THE REQUEST:
Duplicate, character for character, the lines of the listing below from the one containing "- air-label-line1: 空: [215, 1046, 229, 1062]" through the one containing "- molecule-reactant-1: [347, 885, 391, 931]", including both end lines.

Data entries

........

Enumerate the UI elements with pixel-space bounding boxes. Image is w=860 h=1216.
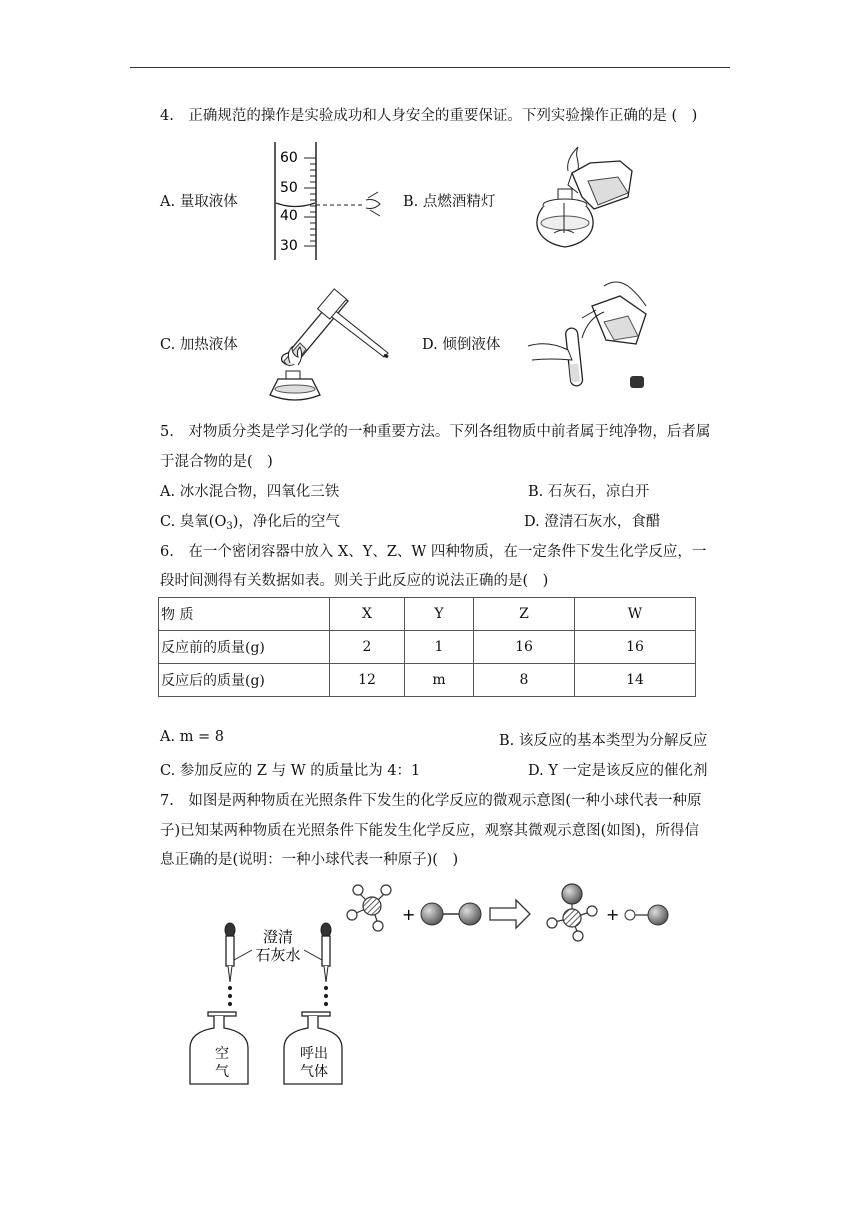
- air-label-line1: 空: [215, 1046, 229, 1062]
- q6-option-d[interactable]: D. Y 一定是该反应的催化剂: [528, 763, 708, 779]
- table-cell: m: [405, 664, 474, 697]
- molecule-product-1: [547, 884, 597, 941]
- table-cell: 1: [405, 631, 474, 664]
- left-dropper-icon: [225, 923, 235, 1006]
- table-header-cell: 物 质: [159, 598, 330, 631]
- right-dropper-icon: [321, 923, 331, 1006]
- svg-text:+: +: [402, 905, 416, 924]
- tick-label-60: 60: [280, 150, 298, 166]
- exhaled-label-line2: 气体: [300, 1064, 328, 1080]
- molecular-reaction-diagram: [340, 878, 680, 948]
- table-header-cell: Y: [405, 598, 474, 631]
- q4-option-b[interactable]: B. 点燃酒精灯: [403, 194, 496, 210]
- table-cell: 12: [330, 664, 405, 697]
- air-label-line2: 气: [215, 1064, 229, 1080]
- q5-option-b[interactable]: B. 石灰石，凉白开: [528, 484, 650, 500]
- q5-stem-line1: 5. 对物质分类是学习化学的一种重要方法。下列各组物质中前者属于纯净物，后者属: [160, 424, 711, 440]
- table-cell: 2: [330, 631, 405, 664]
- q5-stem-line2: 于混合物的是( ): [160, 454, 273, 470]
- molecule-reactant-1: [347, 885, 391, 931]
- q6-option-c[interactable]: C. 参加反应的 Z 与 W 的质量比为 4：1: [160, 763, 421, 779]
- q6-option-b[interactable]: B. 该反应的基本类型为分解反应: [499, 733, 708, 749]
- table-cell: 8: [474, 664, 575, 697]
- limewater-label-line1: 澄清: [262, 928, 294, 946]
- table-cell: 反应前的质量(g): [159, 631, 330, 664]
- table-cell: 16: [575, 631, 696, 664]
- q5-option-c-pre: C. 臭氧(O: [160, 514, 227, 530]
- molecule-reactant-2: [421, 903, 481, 925]
- tick-label-50: 50: [280, 180, 298, 196]
- limewater-experiment-figure: [186, 920, 346, 1100]
- q7-stem-line3: 息正确的是(说明：一种小球代表一种原子)( ): [160, 852, 459, 868]
- table-header-cell: X: [330, 598, 405, 631]
- tick-label-40: 40: [280, 208, 298, 224]
- header-rule: [130, 67, 730, 68]
- heating-liquid-figure: [268, 285, 398, 405]
- q7-stem-line1: 7. 如图是两种物质在光照条件下发生的化学反应的微观示意图(一种小球代表一种原: [160, 793, 702, 809]
- table-header-cell: W: [575, 598, 696, 631]
- q5-option-c-post: )，净化后的空气: [232, 514, 340, 530]
- table-cell: 16: [474, 631, 575, 664]
- limewater-label-line2: 石灰水: [255, 946, 301, 964]
- table-row: [159, 631, 696, 664]
- q6-option-a[interactable]: A. m = 8: [160, 729, 225, 745]
- graduated-cylinder-figure: [268, 140, 393, 262]
- alcohol-lamp-lighting-figure: [528, 143, 643, 258]
- table-cell: 反应后的质量(g): [159, 664, 330, 697]
- q4-option-c[interactable]: C. 加热液体: [160, 337, 238, 353]
- pouring-liquid-figure: [522, 276, 657, 396]
- q6-stem-line2: 段时间测得有关数据如表。则关于此反应的说法正确的是( ): [160, 573, 549, 589]
- q4-option-d[interactable]: D. 倾倒液体: [422, 337, 501, 353]
- q5-option-c[interactable]: [160, 510, 340, 532]
- q6-data-table: [158, 597, 696, 697]
- molecule-product-2: [625, 905, 668, 925]
- q5-option-d[interactable]: D. 澄清石灰水，食醋: [524, 514, 661, 530]
- table-cell: 14: [575, 664, 696, 697]
- table-row: [159, 664, 696, 697]
- q5-option-a[interactable]: A. 冰水混合物，四氧化三铁: [160, 484, 340, 500]
- table-header-cell: Z: [474, 598, 575, 631]
- exhaled-label-line1: 呼出: [300, 1046, 328, 1062]
- tick-label-30: 30: [280, 238, 298, 254]
- svg-text:+: +: [606, 905, 620, 924]
- q5-option-c-sub: 3: [226, 521, 233, 532]
- table-header-row: [159, 598, 696, 631]
- q4-option-a[interactable]: A. 量取液体: [160, 194, 238, 210]
- q7-stem-line2: 子)已知某两种物质在光照条件下能发生化学反应，观察其微观示意图(如图)，所得信: [160, 823, 699, 839]
- reaction-arrow-icon: [490, 900, 530, 928]
- q6-stem-line1: 6. 在一个密闭容器中放入 X、Y、Z、W 四种物质，在一定条件下发生化学反应，一: [160, 544, 707, 560]
- q4-stem: 4. 正确规范的操作是实验成功和人身安全的重要保证。下列实验操作正确的是 ( ): [160, 108, 698, 124]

........

RIGHT ANSWER:
- air-label-line1: 空: [215, 1046, 229, 1062]
- q6-option-d[interactable]: D. Y 一定是该反应的催化剂: [528, 763, 708, 779]
- table-cell: m: [405, 664, 474, 697]
- molecule-product-1: [547, 884, 597, 941]
- table-cell: 1: [405, 631, 474, 664]
- left-dropper-icon: [225, 923, 235, 1006]
- table-header-cell: 物 质: [159, 598, 330, 631]
- right-dropper-icon: [321, 923, 331, 1006]
- svg-text:+: +: [402, 905, 416, 924]
- tick-label-60: 60: [280, 150, 298, 166]
- exhaled-label-line2: 气体: [300, 1064, 328, 1080]
- molecular-reaction-diagram: [340, 878, 680, 948]
- table-header-cell: Y: [405, 598, 474, 631]
- q4-option-b[interactable]: B. 点燃酒精灯: [403, 194, 496, 210]
- table-cell: 12: [330, 664, 405, 697]
- air-label-line2: 气: [215, 1064, 229, 1080]
- q5-option-b[interactable]: B. 石灰石，凉白开: [528, 484, 650, 500]
- q5-stem-line1: 5. 对物质分类是学习化学的一种重要方法。下列各组物质中前者属于纯净物，后者属: [160, 424, 711, 440]
- table-cell: 2: [330, 631, 405, 664]
- q5-stem-line2: 于混合物的是( ): [160, 454, 273, 470]
- molecule-reactant-1: [347, 885, 391, 931]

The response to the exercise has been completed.